Problem to work on: Extract every line that includes the string "plain".
** START The records **
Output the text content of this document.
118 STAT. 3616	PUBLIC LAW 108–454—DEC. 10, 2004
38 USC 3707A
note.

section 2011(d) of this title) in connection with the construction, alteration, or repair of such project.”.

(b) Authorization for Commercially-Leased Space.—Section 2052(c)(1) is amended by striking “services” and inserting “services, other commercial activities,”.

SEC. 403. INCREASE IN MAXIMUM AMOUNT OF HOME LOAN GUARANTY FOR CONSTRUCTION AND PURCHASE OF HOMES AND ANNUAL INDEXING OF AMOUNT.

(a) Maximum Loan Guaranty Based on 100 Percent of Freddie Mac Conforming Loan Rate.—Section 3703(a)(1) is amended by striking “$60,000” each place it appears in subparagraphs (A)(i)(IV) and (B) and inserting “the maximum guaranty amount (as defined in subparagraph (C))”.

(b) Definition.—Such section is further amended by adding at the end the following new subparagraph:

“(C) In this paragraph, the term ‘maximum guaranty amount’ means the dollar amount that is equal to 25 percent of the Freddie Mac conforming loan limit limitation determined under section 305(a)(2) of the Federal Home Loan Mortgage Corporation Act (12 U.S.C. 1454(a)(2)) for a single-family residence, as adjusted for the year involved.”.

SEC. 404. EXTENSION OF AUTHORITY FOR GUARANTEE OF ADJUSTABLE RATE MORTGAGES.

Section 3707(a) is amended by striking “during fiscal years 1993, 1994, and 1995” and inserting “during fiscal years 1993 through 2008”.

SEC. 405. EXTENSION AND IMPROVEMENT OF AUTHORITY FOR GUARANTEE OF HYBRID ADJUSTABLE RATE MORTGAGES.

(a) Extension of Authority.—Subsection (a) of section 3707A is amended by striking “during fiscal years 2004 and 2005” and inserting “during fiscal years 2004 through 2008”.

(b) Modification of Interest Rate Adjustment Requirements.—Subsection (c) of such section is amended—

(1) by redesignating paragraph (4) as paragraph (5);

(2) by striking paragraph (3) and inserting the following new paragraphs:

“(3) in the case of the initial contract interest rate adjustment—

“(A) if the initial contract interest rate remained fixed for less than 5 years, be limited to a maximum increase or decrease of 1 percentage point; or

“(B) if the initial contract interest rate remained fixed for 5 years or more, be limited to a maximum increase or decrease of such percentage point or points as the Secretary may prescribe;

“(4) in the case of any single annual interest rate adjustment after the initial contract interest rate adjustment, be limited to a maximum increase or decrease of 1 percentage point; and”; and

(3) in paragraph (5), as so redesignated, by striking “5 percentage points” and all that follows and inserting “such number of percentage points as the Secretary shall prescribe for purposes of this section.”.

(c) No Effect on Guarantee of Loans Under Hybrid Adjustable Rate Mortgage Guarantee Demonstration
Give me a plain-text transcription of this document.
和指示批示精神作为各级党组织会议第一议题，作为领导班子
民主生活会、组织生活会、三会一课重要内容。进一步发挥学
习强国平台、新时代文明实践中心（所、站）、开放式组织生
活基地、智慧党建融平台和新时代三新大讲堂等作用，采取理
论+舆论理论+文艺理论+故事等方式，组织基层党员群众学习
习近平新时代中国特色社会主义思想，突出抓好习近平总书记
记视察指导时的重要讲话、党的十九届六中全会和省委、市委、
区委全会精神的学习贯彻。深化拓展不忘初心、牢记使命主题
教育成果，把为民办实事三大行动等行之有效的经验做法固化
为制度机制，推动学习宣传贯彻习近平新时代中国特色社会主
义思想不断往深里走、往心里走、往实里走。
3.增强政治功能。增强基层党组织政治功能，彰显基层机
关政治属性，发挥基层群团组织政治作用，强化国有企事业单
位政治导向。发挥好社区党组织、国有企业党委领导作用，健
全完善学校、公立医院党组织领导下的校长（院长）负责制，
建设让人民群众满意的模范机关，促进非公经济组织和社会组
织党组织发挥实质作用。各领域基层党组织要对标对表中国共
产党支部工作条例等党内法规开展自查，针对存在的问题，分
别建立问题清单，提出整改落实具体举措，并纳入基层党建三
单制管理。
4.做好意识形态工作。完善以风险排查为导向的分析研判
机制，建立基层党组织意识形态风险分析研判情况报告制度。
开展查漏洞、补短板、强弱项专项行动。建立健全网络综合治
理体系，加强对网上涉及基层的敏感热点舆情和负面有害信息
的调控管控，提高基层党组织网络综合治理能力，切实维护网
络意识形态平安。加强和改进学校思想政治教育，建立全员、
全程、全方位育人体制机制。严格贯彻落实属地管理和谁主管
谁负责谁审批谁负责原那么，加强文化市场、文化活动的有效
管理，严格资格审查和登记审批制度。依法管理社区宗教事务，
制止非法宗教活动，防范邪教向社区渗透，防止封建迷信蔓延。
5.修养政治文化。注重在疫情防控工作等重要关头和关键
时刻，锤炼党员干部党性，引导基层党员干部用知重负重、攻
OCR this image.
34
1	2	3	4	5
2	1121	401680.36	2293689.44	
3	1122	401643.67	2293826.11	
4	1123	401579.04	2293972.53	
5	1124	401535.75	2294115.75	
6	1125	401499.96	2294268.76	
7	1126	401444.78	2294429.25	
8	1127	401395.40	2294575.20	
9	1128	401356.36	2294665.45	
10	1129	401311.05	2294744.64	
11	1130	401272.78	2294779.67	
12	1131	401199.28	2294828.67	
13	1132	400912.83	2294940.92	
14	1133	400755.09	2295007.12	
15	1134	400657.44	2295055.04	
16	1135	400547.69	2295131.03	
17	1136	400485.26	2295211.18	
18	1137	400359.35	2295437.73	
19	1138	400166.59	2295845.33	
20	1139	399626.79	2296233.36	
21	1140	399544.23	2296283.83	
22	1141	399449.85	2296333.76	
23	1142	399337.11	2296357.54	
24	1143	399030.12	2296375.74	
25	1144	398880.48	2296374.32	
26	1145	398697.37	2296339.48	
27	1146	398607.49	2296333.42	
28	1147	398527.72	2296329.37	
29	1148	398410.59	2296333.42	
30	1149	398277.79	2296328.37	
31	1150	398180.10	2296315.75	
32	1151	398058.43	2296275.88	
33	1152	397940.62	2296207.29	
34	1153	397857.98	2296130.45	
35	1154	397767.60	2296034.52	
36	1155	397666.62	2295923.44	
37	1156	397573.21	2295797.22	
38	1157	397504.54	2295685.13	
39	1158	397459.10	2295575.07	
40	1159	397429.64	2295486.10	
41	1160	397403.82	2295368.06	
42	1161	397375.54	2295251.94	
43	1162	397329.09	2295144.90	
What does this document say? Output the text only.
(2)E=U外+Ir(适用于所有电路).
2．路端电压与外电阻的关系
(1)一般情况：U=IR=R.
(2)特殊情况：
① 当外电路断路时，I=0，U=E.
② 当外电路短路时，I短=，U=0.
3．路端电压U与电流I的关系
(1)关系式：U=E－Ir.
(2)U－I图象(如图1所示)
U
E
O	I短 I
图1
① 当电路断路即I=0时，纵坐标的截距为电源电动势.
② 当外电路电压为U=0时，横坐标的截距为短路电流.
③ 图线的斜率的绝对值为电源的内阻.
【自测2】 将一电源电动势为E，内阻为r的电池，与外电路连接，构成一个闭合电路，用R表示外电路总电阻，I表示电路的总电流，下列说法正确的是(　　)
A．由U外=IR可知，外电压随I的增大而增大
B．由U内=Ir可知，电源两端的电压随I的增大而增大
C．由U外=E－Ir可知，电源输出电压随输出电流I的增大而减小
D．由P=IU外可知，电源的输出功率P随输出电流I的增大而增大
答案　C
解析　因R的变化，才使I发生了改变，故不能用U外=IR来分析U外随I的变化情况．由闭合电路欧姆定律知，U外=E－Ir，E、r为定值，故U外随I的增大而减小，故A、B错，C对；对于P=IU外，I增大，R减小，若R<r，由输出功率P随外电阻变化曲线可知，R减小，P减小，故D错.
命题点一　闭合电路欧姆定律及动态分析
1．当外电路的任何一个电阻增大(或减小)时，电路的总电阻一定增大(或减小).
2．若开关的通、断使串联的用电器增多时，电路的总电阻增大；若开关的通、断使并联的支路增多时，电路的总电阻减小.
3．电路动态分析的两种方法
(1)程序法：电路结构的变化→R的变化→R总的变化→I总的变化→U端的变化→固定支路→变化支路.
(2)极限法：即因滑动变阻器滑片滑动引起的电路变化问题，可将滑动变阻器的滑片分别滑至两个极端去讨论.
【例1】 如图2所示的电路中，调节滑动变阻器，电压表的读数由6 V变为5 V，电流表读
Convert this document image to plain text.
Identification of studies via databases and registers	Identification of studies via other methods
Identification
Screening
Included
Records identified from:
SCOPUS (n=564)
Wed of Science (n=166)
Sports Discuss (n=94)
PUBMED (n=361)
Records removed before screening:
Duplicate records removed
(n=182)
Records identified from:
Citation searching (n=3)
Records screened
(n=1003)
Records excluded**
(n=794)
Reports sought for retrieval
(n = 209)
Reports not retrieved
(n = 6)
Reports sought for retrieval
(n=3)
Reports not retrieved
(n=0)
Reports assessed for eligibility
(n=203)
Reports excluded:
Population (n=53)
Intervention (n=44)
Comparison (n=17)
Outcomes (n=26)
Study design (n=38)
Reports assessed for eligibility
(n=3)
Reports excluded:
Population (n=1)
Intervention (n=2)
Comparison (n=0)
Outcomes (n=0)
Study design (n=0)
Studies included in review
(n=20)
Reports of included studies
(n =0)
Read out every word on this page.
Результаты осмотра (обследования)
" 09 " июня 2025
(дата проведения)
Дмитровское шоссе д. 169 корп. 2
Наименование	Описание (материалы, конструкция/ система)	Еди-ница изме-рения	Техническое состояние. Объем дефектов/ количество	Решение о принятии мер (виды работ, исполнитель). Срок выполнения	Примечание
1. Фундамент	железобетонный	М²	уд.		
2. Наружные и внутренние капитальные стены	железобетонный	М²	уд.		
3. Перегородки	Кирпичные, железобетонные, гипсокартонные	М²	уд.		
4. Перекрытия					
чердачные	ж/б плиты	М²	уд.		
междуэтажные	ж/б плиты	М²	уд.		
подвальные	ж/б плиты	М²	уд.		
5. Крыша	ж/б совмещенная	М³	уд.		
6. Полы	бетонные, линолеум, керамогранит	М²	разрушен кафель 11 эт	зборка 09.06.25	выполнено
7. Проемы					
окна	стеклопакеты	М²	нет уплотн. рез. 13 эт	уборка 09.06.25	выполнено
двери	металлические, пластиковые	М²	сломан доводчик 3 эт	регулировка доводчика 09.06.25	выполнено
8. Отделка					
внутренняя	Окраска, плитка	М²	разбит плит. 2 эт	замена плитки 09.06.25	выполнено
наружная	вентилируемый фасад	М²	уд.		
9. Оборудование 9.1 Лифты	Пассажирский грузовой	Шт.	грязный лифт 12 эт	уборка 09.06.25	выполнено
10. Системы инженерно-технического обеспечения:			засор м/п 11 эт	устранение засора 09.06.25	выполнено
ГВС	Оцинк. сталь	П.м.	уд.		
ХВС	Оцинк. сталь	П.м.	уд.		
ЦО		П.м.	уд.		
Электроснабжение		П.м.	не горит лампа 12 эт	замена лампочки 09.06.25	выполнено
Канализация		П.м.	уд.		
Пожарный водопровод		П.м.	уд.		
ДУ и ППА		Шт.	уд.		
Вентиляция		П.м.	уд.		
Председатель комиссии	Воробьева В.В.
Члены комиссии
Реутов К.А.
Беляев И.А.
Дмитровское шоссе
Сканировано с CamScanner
** END The records **
Reply:
Give me a plain-text transcription of this document.
Convert this document image to plain text.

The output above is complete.